PASSAGE TO READ >>

Component	Tool	Version	Purpose
Runtime	Python	3.11+	Primary language
API Framework	FastAPI	0.100+	REST API with async support
Task Queue	Celery + Redis	5.3+	Async processing for large docs

File Handling

Component	Tool	Purpose
Format Detection	python-magic	MIME type detection from bytes
HEIC Support	pillow-heif	iPhone HEIC image conversion
Image Processing	Pillow	General image I/O and manipulation
PDF Processing	PyMuPDF (fitz)	PDF text extraction & rendering

Image Preprocessing

Component	Tool	Purpose
Computer Vision	OpenCV (cv2)	Deskew, denoise, threshold
Deskew	deskew	Specialized document straightening
Enhancement	scikit-image	Additional image filters

OCR Engines

Component	Tool	Purpose
Primary OCR	Tesseract 5.x	Fast, reliable text extraction
Python Binding	pytesseract	Tesseract Python wrapper
Fallback OCR	PaddleOCR	Higher accuracy, better tables
Layout Analysis	PaddleOCR / LayoutParser	Document structure detection

Data Extraction

Component	Tool	Purpose
Table Extraction	img2table	Image-based table extraction
PDF Tables	Camelot	Native PDF table extraction
NLP	spaCy	Entity extraction, pattern matching
Data Handling	pandas	Table/dataframe manipulation

Infrastructure

Component	Tool	Purpose
Object Storage	S3 / MinIO	Document and result storage
Database	PostgreSQL	Metadata and results
Cache	Redis	Result caching, queue backend
Containerization	Docker	Deployment

SYSTEM REQUIREMENTS FILE

requirements.txt

# API Framework
fastapi>=0.100.0
uvicorn[standard]>=0.23.0
python-multipart>=0.0.6

# Task Queue
celery>=5.3.0
redis>=4.6.0

# File Detection & Handling
python-magic>=0.4.27
pillow>=10.0.0
pillow-heif>=0.13.0

# PDF Processing
pymupdf>=1.23.0

# Image Preprocessing
opencv-python-headless>=4.8.0
deskew>=1.4.0
scikit-image>=0.21.0
numpy>=1.24.0

# OCR Engines
pytesseract>=0.3.10
paddlepaddle>=2.5.0
paddleocr>=2.7.0

# Table Extraction
img2table>=1.2.0
camelot-py[cv]>=0.11.0

# NLP & Data
spacy>=3.6.0
pandas>=2.0.0

# Storage & Database
boto3>=1.28.0
psycopg2-binary>=2.9.0
sqlalchemy>=2.0.0

System Package Requirements (Ubuntu/Debian)

DATASET ROWS >>
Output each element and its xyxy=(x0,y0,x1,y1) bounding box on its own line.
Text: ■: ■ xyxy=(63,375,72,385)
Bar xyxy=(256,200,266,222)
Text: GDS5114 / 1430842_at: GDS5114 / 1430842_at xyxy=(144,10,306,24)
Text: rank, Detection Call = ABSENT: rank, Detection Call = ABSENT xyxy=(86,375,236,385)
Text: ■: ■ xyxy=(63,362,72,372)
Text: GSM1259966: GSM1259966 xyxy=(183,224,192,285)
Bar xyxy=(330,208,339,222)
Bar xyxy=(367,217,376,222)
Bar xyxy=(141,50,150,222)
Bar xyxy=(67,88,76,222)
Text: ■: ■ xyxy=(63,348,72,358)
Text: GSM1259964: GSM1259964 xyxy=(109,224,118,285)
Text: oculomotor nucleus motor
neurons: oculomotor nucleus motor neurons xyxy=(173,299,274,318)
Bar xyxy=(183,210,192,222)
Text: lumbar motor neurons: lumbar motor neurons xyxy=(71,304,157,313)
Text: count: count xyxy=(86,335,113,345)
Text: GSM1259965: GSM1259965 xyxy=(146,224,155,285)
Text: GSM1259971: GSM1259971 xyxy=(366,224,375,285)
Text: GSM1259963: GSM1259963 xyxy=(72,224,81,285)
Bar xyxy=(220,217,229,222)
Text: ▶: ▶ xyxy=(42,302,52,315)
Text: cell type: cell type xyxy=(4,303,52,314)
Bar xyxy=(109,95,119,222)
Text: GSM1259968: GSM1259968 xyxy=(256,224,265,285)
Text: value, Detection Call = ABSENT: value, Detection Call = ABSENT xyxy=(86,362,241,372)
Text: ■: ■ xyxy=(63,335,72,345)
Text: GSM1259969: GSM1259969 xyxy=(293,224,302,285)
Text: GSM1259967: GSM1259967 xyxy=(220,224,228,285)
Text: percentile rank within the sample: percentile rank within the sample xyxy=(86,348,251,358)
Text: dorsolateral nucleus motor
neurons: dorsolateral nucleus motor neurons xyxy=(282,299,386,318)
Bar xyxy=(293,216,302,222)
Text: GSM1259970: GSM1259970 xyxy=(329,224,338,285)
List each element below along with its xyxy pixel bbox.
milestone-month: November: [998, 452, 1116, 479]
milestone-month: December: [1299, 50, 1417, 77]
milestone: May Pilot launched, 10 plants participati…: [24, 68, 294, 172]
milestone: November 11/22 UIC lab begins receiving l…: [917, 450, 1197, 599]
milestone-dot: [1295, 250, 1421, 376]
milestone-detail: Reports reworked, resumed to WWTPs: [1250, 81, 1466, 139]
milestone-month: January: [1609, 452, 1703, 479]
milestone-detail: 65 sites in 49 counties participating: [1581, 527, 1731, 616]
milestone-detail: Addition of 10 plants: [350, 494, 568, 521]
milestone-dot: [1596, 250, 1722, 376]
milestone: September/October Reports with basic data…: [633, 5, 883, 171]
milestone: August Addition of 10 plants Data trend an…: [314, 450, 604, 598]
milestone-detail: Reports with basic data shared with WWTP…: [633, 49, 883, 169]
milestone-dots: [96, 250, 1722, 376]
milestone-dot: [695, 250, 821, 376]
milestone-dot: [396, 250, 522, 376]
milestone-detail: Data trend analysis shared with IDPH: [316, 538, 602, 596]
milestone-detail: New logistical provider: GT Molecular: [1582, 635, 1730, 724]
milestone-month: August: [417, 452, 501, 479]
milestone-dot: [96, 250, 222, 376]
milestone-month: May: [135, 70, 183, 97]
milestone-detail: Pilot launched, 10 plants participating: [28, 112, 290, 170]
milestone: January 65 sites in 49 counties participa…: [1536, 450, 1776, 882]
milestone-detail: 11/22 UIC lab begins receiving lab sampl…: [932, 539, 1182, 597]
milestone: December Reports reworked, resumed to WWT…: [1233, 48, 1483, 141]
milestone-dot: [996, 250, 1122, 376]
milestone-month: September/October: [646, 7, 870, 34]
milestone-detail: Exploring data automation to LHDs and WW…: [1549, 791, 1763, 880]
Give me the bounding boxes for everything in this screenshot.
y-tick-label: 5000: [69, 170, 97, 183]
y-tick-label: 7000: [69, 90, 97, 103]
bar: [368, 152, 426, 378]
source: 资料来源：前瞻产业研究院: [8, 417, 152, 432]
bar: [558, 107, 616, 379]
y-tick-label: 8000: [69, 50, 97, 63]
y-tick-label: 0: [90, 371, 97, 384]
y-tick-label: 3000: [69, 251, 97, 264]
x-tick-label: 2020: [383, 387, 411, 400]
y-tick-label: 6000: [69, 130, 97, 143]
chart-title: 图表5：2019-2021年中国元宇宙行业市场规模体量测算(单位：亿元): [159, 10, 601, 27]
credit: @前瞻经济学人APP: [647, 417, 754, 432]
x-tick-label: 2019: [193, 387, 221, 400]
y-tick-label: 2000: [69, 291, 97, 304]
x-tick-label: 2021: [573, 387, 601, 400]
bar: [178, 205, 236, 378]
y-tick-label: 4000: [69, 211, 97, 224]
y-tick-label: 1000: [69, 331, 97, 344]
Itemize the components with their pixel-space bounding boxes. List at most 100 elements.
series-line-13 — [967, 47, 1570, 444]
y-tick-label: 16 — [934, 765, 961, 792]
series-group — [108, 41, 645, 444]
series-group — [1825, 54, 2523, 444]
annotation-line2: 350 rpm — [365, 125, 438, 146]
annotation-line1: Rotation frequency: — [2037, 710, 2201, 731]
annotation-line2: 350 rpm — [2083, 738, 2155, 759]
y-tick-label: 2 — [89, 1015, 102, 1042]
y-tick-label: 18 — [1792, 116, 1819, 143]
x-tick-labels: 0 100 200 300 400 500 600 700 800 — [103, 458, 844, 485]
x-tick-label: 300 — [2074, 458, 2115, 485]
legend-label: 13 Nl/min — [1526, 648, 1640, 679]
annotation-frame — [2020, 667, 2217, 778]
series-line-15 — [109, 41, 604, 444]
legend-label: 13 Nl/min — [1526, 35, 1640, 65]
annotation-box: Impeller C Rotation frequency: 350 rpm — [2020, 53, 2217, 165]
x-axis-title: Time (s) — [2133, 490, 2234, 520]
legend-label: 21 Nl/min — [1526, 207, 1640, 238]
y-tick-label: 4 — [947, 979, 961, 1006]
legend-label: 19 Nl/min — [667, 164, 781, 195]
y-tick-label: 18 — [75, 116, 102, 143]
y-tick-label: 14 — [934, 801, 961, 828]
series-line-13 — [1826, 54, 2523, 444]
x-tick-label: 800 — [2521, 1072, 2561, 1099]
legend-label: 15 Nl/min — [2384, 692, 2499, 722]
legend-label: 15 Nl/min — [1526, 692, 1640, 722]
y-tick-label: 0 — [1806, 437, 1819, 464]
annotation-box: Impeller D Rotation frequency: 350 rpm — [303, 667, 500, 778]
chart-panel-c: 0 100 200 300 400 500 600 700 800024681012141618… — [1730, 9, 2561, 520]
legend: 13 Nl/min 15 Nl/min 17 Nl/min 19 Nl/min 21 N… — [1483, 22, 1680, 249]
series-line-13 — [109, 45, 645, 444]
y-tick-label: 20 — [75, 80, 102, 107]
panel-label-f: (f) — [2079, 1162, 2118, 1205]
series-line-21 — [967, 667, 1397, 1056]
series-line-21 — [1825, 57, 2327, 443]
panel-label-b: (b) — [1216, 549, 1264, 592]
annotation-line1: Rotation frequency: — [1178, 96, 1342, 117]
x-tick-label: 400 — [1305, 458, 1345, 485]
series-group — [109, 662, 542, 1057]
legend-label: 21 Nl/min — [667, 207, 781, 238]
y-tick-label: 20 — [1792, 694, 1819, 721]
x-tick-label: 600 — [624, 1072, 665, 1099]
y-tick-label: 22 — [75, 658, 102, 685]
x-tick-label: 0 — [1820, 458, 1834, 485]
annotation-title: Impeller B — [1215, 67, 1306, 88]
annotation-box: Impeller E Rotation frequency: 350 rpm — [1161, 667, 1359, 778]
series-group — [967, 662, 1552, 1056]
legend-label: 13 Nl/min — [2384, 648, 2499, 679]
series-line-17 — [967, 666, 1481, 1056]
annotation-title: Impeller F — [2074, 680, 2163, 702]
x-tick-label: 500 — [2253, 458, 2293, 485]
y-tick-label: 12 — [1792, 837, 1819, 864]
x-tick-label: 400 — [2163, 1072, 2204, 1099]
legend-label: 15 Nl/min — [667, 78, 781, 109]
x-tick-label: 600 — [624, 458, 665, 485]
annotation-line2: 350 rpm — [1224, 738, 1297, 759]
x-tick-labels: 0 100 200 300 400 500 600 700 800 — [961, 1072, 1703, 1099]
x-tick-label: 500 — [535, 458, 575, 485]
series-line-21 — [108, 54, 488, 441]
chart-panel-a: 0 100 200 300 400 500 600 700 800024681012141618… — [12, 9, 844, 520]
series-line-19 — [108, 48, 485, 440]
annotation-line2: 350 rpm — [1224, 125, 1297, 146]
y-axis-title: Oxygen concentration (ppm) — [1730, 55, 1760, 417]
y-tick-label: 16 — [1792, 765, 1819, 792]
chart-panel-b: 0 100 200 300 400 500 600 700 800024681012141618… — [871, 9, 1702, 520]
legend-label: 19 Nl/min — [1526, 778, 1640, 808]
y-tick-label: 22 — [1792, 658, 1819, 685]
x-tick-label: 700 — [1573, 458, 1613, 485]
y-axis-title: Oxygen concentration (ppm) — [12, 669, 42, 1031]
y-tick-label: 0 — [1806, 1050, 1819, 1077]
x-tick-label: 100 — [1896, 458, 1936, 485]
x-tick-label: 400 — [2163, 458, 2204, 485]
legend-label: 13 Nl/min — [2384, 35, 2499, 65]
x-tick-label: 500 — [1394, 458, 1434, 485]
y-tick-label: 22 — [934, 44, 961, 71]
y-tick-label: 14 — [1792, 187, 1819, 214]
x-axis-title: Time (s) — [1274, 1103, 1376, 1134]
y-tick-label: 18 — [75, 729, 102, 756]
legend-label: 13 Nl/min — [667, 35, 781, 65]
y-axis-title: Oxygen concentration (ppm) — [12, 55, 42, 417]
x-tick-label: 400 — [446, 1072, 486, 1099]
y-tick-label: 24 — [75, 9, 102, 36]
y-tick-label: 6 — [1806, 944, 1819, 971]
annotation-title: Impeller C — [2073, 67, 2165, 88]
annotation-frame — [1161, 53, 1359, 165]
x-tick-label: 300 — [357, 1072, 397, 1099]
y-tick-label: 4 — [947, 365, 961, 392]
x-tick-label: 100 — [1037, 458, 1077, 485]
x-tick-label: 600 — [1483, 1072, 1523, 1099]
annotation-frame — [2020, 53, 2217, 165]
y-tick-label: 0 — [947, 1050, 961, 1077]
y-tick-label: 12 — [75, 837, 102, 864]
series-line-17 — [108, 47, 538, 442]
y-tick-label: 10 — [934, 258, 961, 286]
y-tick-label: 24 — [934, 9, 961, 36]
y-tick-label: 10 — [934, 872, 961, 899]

REQUIREMENTS >> Continue the OCR pipeline tech-stack text from its last line, "System Package Requirements (Ubuntu/Debian)".

RESPONSE FOR THIS EXERCISE >>
# Tesseract OCR
apt-get install tesseract-ocr tesseract-ocr-eng libtesseract-dev

# HEIC Support
apt-get install libheif-examples libheif-dev

# OpenCV dependencies
apt-get install libgl1-mesa-glx libglib2.0-0

# PDF rendering dependencies
apt-get install libmupdf-dev mupdf-tools

# Image processing
apt-get install libmagic1 ghostscript

# Camelot dependencies
apt-get install ghostscript python3-tk

DOCKERFILE

FROM python:3.11-slim

# System dependencies
RUN apt-get update && apt-get install -y --no-install-recommends \
    tesseract-ocr \
    tesseract-ocr-eng \
    libtesseract-dev \
    libheif-examples \
    libheif-dev \
    libgl1-mesa-glx \
    libglib2.0-0 \
    libmagic1 \
    ghostscript \
    poppler-utils \
    && rm -rf /var/lib/apt/lists/*

# Python dependencies
WORKDIR /app
COPY requirements.txt .
RUN pip install --no-cache-dir -r requirements.txt

# Download spaCy model
RUN python -m spacy download en_core_web_sm

# Download PaddleOCR models (cached in image)
RUN python -c "from paddleocr import PaddleOCR; PaddleOCR(use_angle_cls=True, lang='en')"

COPY . .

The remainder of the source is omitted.